-- start of DATASET CONTENT --

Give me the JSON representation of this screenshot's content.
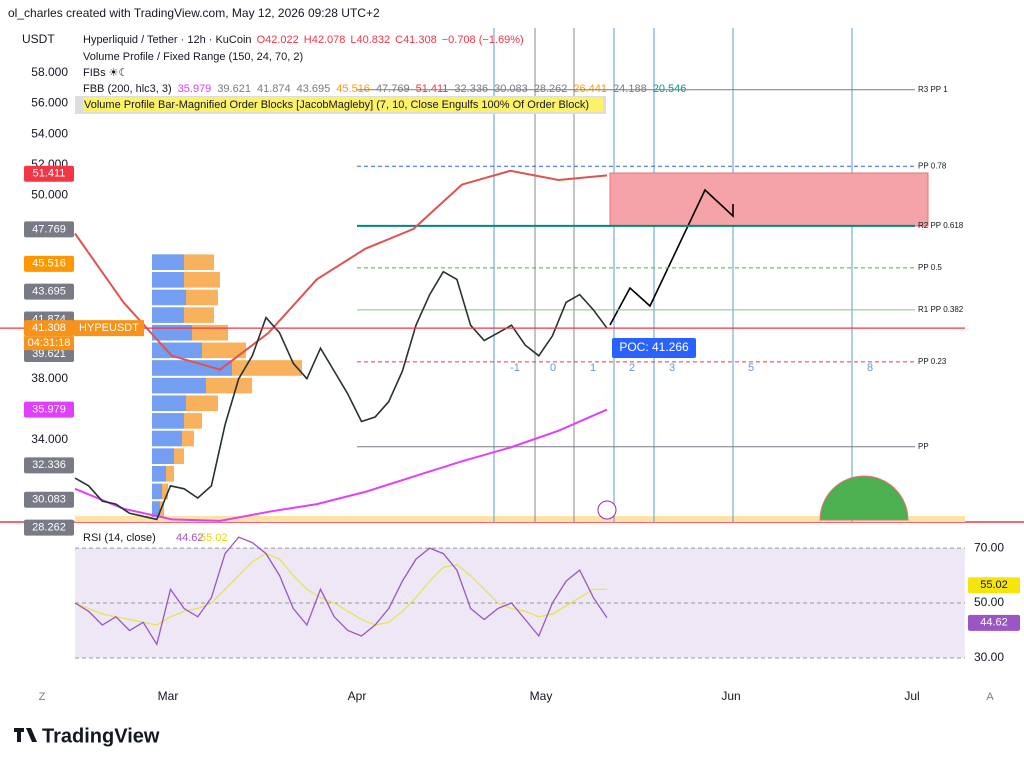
{
  "watermark": "ol_charles created with TradingView.com, May 12, 2026 09:28 UTC+2",
  "currency": "USDT",
  "legend": {
    "symbol": "Hyperliquid / Tether · 12h · KuCoin",
    "open": "O42.022",
    "high": "H42.078",
    "low": "L40.832",
    "close": "C41.308",
    "change": "−0.708 (−1.69%)",
    "volume_profile": "Volume Profile / Fixed Range (150, 24, 70, 2)",
    "fibs": "FIBs ☀☾",
    "fbb": "FBB (200, hlc3, 3)",
    "fbb_values": [
      {
        "text": "35.979",
        "color": "#e040fb"
      },
      {
        "text": "39.621",
        "color": "#787b86"
      },
      {
        "text": "41.874",
        "color": "#787b86"
      },
      {
        "text": "43.695",
        "color": "#787b86"
      },
      {
        "text": "45.516",
        "color": "#ff9800"
      },
      {
        "text": "47.769",
        "color": "#787b86"
      },
      {
        "text": "51.411",
        "color": "#f23645"
      },
      {
        "text": "32.336",
        "color": "#787b86"
      },
      {
        "text": "30.083",
        "color": "#787b86"
      },
      {
        "text": "28.262",
        "color": "#787b86"
      },
      {
        "text": "26.441",
        "color": "#ff9800"
      },
      {
        "text": "24.188",
        "color": "#787b86"
      },
      {
        "text": "20.546",
        "color": "#089981"
      }
    ],
    "order_blocks": "Volume Profile Bar-Magnified Order Blocks [JacobMagleby] (7, 10, Close Engulfs 100% Of Order Block)"
  },
  "price": {
    "ylim": [
      28.63,
      60.94
    ],
    "yticks": [
      {
        "value": 58,
        "label": "58.000"
      },
      {
        "value": 56,
        "label": "56.000"
      },
      {
        "value": 54,
        "label": "54.000"
      },
      {
        "value": 52,
        "label": "52.000"
      },
      {
        "value": 50,
        "label": "50.000"
      },
      {
        "value": 38,
        "label": "38.000"
      },
      {
        "value": 34,
        "label": "34.000"
      }
    ],
    "labels": [
      {
        "value": 51.411,
        "label": "51.411",
        "color": "#f23645"
      },
      {
        "value": 47.769,
        "label": "47.769",
        "color": "#787b86"
      },
      {
        "value": 45.516,
        "label": "45.516",
        "color": "#ff9800"
      },
      {
        "value": 43.695,
        "label": "43.695",
        "color": "#787b86"
      },
      {
        "value": 41.874,
        "label": "41.874",
        "color": "#787b86"
      },
      {
        "value": 41.308,
        "label": "41.308",
        "color": "#f7931a"
      },
      {
        "value": 39.621,
        "label": "39.621",
        "color": "#787b86"
      },
      {
        "value": 35.979,
        "label": "35.979",
        "color": "#e040fb"
      },
      {
        "value": 32.336,
        "label": "32.336",
        "color": "#787b86"
      },
      {
        "value": 30.083,
        "label": "30.083",
        "color": "#787b86"
      },
      {
        "value": 28.262,
        "label": "28.262",
        "color": "#787b86"
      }
    ],
    "symbol": "HYPEUSDT",
    "countdown": "04:31:18",
    "closes": [
      31.5,
      31,
      30,
      29.8,
      29.2,
      29,
      28.8,
      31,
      30.8,
      30.2,
      31,
      35,
      38,
      39.5,
      42,
      41,
      39,
      38,
      40,
      38.5,
      37,
      35.2,
      35.5,
      36.5,
      38.5,
      41.5,
      43.5,
      45,
      44.5,
      41.5,
      40.5,
      41,
      41.5,
      40.2,
      39.5,
      40.8,
      43,
      43.5,
      42.5,
      41.308
    ],
    "upper_band": [
      47.5,
      43,
      39.5,
      38.6,
      41,
      44.5,
      46.5,
      47.8,
      50.7,
      51.6,
      51,
      51.3
    ],
    "basis": [
      30.8,
      29.5,
      28.8,
      28.7,
      29.3,
      29.8,
      30.6,
      31.6,
      32.6,
      33.5,
      34.6,
      35.979
    ],
    "fib_levels": [
      {
        "value": 56.9,
        "label": "R3 PP 1",
        "color": "#787b86"
      },
      {
        "value": 51.9,
        "label": "PP 0.78",
        "color": "#2962ff"
      },
      {
        "value": 48.0,
        "label": "R2 PP 0.618",
        "color": "#00897b"
      },
      {
        "value": 45.25,
        "label": "PP 0.5",
        "color": "#4caf50"
      },
      {
        "value": 42.5,
        "label": "R1 PP 0.382",
        "color": "#81c784"
      },
      {
        "value": 39.1,
        "label": "PP 0.23",
        "color": "#f23645"
      },
      {
        "value": 33.55,
        "label": "PP",
        "color": "#787b86"
      }
    ],
    "poc": "POC: 41.266",
    "volume_profile": {
      "up": [
        32,
        32,
        34,
        32,
        40,
        50,
        80,
        54,
        34,
        32,
        30,
        22,
        14,
        10,
        8
      ],
      "down": [
        30,
        36,
        32,
        30,
        36,
        44,
        70,
        46,
        32,
        18,
        12,
        10,
        8,
        6,
        4
      ]
    }
  },
  "cycles": [
    "-1",
    "0",
    "1",
    "2",
    "3",
    "5",
    "8"
  ],
  "time_axis": [
    "Mar",
    "Apr",
    "May",
    "Jun",
    "Jul"
  ],
  "corner_left": "Z",
  "corner_right": "A",
  "rsi": {
    "title": "RSI (14, close)",
    "value": "44.62",
    "ma_value": "55.02",
    "ylim": [
      22,
      78.4
    ],
    "yticks": [
      {
        "value": 70,
        "label": "70.00"
      },
      {
        "value": 50,
        "label": "50.00"
      },
      {
        "value": 30,
        "label": "30.00"
      }
    ],
    "labels": [
      {
        "value": 55.02,
        "label": "55.02",
        "color": "#f5e50a"
      },
      {
        "value": 44.62,
        "label": "44.62",
        "color": "#9c56c4"
      }
    ],
    "values": [
      50,
      47,
      42,
      45,
      40,
      43,
      35,
      55,
      48,
      45,
      52,
      68,
      74,
      72,
      68,
      60,
      48,
      42,
      55,
      45,
      40,
      38,
      42,
      48,
      58,
      66,
      70,
      68,
      62,
      48,
      44,
      48,
      50,
      44,
      38,
      50,
      58,
      62,
      52,
      44.62
    ],
    "ma": [
      50,
      48,
      46,
      45,
      44,
      43,
      42,
      45,
      47,
      48,
      50,
      55,
      60,
      65,
      68,
      66,
      60,
      55,
      52,
      50,
      47,
      44,
      42,
      43,
      47,
      52,
      58,
      63,
      64,
      60,
      55,
      50,
      48,
      47,
      45,
      46,
      49,
      52,
      55,
      55.02
    ]
  },
  "brand": "TradingView"
}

-- end of DATASET CONTENT --

▶ REQUEST:
Count the lines of the material that include the word "TradingView", then report only the total.

▶ ANSWER TO THE PROBLEM:
2